»»

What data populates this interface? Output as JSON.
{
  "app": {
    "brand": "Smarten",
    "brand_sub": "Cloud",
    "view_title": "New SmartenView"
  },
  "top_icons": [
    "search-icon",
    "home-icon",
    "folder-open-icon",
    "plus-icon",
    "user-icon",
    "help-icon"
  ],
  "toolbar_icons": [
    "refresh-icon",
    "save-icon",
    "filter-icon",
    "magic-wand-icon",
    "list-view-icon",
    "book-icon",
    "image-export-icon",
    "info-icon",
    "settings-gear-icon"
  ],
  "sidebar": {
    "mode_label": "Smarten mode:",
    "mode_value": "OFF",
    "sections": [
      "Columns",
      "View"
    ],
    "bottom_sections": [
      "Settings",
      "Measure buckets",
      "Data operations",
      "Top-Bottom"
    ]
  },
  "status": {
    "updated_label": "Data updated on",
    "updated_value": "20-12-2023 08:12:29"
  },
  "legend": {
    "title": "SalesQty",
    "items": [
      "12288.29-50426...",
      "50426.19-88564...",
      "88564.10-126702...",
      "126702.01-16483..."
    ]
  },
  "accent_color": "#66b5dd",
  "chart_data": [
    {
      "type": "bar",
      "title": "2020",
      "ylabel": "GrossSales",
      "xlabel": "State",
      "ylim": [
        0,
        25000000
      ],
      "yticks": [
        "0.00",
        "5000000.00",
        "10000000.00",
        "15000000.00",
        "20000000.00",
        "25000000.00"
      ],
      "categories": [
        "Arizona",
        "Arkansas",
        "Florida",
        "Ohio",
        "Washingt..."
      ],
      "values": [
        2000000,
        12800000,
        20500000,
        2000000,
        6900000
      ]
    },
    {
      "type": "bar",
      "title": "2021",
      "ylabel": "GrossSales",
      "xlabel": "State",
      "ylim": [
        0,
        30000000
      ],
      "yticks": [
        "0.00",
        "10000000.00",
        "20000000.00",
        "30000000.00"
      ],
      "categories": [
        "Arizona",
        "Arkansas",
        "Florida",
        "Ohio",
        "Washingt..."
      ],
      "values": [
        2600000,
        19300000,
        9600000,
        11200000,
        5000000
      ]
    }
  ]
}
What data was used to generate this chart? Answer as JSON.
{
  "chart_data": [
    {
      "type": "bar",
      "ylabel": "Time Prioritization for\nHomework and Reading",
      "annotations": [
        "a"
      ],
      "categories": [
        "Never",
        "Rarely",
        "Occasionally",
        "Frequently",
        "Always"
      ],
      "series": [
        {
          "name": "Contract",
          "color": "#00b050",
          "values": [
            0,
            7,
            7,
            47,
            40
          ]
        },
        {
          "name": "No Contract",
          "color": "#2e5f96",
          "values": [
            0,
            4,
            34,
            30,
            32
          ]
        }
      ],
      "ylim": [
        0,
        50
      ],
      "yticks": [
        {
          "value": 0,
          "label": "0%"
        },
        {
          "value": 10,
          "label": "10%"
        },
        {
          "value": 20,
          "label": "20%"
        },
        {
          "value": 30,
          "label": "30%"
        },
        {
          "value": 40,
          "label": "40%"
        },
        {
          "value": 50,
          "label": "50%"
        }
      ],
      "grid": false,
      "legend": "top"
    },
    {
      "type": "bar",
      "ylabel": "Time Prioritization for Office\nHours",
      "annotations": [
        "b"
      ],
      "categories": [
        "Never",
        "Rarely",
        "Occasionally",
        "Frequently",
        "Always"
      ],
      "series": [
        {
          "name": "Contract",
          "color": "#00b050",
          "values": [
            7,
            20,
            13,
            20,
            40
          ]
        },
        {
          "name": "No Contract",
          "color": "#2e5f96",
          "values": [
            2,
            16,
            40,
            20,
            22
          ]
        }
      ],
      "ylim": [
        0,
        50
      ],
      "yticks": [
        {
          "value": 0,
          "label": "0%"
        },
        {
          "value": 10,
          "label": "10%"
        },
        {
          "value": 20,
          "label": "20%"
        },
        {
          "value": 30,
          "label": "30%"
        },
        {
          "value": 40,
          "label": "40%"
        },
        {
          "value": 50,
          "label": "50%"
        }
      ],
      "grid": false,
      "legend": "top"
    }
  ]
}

««

**WRITTEN INSTRUCTION:** Write out the entries above once more, without altering anything.

**EXPECTED OUTPUT:**
What data populates this interface? Output as JSON.
{
  "app": {
    "brand": "Smarten",
    "brand_sub": "Cloud",
    "view_title": "New SmartenView"
  },
  "top_icons": [
    "search-icon",
    "home-icon",
    "folder-open-icon",
    "plus-icon",
    "user-icon",
    "help-icon"
  ],
  "toolbar_icons": [
    "refresh-icon",
    "save-icon",
    "filter-icon",
    "magic-wand-icon",
    "list-view-icon",
    "book-icon",
    "image-export-icon",
    "info-icon",
    "settings-gear-icon"
  ],
  "sidebar": {
    "mode_label": "Smarten mode:",
    "mode_value": "OFF",
    "sections": [
      "Columns",
      "View"
    ],
    "bottom_sections": [
      "Settings",
      "Measure buckets",
      "Data operations",
      "Top-Bottom"
    ]
  },
  "status": {
    "updated_label": "Data updated on",
    "updated_value": "20-12-2023 08:12:29"
  },
  "legend": {
    "title": "SalesQty",
    "items": [
      "12288.29-50426...",
      "50426.19-88564...",
      "88564.10-126702...",
      "126702.01-16483..."
    ]
  },
  "accent_color": "#66b5dd",
  "chart_data": [
    {
      "type": "bar",
      "title": "2020",
      "ylabel": "GrossSales",
      "xlabel": "State",
      "ylim": [
        0,
        25000000
      ],
      "yticks": [
        "0.00",
        "5000000.00",
        "10000000.00",
        "15000000.00",
        "20000000.00",
        "25000000.00"
      ],
      "categories": [
        "Arizona",
        "Arkansas",
        "Florida",
        "Ohio",
        "Washingt..."
      ],
      "values": [
        2000000,
        12800000,
        20500000,
        2000000,
        6900000
      ]
    },
    {
      "type": "bar",
      "title": "2021",
      "ylabel": "GrossSales",
      "xlabel": "State",
      "ylim": [
        0,
        30000000
      ],
      "yticks": [
        "0.00",
        "10000000.00",
        "20000000.00",
        "30000000.00"
      ],
      "categories": [
        "Arizona",
        "Arkansas",
        "Florida",
        "Ohio",
        "Washingt..."
      ],
      "values": [
        2600000,
        19300000,
        9600000,
        11200000,
        5000000
      ]
    }
  ]
}
What data was used to generate this chart? Answer as JSON.
{
  "chart_data": [
    {
      "type": "bar",
      "ylabel": "Time Prioritization for\nHomework and Reading",
      "annotations": [
        "a"
      ],
      "categories": [
        "Never",
        "Rarely",
        "Occasionally",
        "Frequently",
        "Always"
      ],
      "series": [
        {
          "name": "Contract",
          "color": "#00b050",
          "values": [
            0,
            7,
            7,
            47,
            40
          ]
        },
        {
          "name": "No Contract",
          "color": "#2e5f96",
          "values": [
            0,
            4,
            34,
            30,
            32
          ]
        }
      ],
      "ylim": [
        0,
        50
      ],
      "yticks": [
        {
          "value": 0,
          "label": "0%"
        },
        {
          "value": 10,
          "label": "10%"
        },
        {
          "value": 20,
          "label": "20%"
        },
        {
          "value": 30,
          "label": "30%"
        },
        {
          "value": 40,
          "label": "40%"
        },
        {
          "value": 50,
          "label": "50%"
        }
      ],
      "grid": false,
      "legend": "top"
    },
    {
      "type": "bar",
      "ylabel": "Time Prioritization for Office\nHours",
      "annotations": [
        "b"
      ],
      "categories": [
        "Never",
        "Rarely",
        "Occasionally",
        "Frequently",
        "Always"
      ],
      "series": [
        {
          "name": "Contract",
          "color": "#00b050",
          "values": [
            7,
            20,
            13,
            20,
            40
          ]
        },
        {
          "name": "No Contract",
          "color": "#2e5f96",
          "values": [
            2,
            16,
            40,
            20,
            22
          ]
        }
      ],
      "ylim": [
        0,
        50
      ],
      "yticks": [
        {
          "value": 0,
          "label": "0%"
        },
        {
          "value": 10,
          "label": "10%"
        },
        {
          "value": 20,
          "label": "20%"
        },
        {
          "value": 30,
          "label": "30%"
        },
        {
          "value": 40,
          "label": "40%"
        },
        {
          "value": 50,
          "label": "50%"
        }
      ],
      "grid": false,
      "legend": "top"
    }
  ]
}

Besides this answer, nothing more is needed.